══ Working data ══
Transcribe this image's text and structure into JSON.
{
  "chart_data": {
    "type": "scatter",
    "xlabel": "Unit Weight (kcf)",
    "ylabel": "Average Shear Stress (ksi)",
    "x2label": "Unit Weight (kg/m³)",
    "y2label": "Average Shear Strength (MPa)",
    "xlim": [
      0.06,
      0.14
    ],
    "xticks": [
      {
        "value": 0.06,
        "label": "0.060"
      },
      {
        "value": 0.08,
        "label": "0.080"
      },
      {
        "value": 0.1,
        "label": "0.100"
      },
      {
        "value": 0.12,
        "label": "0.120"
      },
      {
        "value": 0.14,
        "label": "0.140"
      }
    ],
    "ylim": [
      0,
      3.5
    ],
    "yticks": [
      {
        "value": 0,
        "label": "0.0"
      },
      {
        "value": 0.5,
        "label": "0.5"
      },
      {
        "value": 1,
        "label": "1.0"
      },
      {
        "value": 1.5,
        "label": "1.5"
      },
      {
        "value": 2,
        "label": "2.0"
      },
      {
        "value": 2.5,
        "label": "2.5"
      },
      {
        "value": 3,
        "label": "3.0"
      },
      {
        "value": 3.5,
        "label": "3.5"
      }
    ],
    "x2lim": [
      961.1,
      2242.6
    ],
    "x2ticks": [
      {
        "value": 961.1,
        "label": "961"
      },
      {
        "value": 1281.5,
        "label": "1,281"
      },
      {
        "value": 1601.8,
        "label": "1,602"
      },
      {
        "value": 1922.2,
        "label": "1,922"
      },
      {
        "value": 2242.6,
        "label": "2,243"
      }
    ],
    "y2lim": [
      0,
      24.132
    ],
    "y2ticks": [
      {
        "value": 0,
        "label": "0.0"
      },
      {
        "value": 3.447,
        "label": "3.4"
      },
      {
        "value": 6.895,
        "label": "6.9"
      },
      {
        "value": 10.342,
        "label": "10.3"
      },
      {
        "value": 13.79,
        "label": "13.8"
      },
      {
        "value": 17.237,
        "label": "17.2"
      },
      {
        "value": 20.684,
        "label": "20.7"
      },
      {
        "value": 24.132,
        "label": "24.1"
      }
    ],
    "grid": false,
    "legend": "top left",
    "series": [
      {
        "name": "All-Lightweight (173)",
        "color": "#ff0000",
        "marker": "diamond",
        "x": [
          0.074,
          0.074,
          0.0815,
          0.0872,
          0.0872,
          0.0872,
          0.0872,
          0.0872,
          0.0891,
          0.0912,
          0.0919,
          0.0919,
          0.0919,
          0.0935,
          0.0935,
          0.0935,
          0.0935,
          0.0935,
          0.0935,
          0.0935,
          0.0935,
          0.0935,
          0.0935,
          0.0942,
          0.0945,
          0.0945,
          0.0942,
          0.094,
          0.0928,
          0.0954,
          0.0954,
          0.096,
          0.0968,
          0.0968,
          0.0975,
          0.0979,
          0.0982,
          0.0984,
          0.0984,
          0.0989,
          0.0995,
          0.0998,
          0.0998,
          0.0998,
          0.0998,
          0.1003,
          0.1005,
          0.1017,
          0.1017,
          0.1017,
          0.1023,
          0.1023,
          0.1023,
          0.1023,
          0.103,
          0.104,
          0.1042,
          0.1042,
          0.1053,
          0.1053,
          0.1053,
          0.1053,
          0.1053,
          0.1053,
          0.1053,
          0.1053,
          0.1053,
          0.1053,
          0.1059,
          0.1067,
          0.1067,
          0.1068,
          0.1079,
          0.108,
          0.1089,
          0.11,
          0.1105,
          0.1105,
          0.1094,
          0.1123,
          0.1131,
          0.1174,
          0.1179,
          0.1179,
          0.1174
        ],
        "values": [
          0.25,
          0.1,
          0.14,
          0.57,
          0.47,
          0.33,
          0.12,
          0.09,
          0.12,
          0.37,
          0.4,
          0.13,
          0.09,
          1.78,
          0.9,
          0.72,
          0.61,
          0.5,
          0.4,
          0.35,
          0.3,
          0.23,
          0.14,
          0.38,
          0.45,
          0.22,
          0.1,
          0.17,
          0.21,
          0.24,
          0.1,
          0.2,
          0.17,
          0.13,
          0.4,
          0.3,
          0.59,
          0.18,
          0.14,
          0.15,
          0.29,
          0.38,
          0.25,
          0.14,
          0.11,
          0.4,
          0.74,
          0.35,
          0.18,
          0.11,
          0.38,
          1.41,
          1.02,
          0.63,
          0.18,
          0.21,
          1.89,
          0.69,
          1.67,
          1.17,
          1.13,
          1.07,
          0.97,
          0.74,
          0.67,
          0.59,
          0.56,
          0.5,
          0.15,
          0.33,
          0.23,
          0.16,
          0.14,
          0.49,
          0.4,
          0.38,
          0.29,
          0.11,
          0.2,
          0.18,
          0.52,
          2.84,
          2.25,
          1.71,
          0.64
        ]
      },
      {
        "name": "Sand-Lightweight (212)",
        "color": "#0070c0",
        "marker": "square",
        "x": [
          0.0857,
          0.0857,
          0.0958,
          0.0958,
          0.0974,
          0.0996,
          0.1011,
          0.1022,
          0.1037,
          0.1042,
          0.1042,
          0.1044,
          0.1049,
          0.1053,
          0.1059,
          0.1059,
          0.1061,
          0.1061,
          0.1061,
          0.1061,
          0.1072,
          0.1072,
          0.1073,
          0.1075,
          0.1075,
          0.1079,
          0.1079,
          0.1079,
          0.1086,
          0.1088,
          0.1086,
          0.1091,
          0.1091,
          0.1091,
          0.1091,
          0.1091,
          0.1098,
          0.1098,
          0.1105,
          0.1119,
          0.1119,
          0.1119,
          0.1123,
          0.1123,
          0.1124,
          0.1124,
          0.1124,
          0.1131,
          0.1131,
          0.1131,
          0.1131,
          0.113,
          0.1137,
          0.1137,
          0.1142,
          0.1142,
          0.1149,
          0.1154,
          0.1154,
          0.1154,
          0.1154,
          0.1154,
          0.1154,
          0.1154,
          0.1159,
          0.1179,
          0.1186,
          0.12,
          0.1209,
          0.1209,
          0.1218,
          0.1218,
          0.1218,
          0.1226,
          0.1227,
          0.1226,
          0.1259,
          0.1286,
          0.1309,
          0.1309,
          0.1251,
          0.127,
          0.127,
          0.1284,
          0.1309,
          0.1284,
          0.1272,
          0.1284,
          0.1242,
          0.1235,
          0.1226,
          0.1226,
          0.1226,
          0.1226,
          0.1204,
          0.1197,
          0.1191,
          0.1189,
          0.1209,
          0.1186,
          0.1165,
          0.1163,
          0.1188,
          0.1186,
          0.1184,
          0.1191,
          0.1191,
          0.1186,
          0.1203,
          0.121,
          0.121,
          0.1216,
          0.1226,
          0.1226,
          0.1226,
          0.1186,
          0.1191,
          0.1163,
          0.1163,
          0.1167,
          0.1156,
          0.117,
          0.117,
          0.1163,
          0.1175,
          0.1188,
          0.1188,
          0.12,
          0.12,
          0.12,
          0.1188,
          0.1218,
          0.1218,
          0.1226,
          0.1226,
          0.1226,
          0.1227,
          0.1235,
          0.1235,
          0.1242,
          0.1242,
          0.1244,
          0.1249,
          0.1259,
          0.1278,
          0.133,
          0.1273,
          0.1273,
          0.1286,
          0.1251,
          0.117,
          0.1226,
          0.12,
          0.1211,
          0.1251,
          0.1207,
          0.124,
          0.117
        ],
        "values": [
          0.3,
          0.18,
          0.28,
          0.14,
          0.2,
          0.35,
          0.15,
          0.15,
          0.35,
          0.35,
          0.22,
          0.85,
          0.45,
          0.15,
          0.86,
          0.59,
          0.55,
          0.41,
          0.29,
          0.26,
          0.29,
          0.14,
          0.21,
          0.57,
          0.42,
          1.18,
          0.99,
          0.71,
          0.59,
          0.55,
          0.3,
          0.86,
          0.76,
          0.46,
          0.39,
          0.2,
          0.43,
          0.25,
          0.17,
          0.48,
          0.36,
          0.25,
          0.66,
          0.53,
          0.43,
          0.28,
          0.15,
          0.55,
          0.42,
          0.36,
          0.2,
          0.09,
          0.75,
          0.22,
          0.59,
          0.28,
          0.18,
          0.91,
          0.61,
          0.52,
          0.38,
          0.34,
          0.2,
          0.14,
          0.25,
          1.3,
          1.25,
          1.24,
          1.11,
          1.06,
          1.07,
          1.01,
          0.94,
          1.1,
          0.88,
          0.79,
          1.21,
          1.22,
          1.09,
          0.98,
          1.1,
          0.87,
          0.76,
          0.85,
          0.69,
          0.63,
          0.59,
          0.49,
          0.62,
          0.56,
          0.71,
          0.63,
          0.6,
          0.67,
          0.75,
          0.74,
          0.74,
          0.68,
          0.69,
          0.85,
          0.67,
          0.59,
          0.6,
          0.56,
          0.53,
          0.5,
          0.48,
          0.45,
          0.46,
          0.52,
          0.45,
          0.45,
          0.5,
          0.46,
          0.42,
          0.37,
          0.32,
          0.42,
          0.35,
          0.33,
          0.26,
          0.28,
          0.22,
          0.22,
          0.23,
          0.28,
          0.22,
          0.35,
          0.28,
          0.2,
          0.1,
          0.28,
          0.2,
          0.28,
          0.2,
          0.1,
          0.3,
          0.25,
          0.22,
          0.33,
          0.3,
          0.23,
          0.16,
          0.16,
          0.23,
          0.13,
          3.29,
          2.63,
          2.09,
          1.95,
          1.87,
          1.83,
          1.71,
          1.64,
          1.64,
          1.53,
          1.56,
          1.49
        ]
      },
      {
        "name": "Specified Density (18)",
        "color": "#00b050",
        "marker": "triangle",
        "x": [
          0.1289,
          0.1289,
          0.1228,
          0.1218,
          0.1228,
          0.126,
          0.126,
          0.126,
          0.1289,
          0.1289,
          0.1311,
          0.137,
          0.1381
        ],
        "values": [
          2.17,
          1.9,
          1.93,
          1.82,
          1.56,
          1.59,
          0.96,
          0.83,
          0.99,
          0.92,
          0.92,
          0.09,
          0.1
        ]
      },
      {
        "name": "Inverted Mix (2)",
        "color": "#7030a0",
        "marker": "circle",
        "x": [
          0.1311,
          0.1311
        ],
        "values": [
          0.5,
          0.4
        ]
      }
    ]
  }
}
═══
* What you need to do: Extract all lines from the data in which "marker" is found.

* Exercise solution:
        "marker": "diamond",
        "marker": "square",
        "marker": "triangle",
        "marker": "circle",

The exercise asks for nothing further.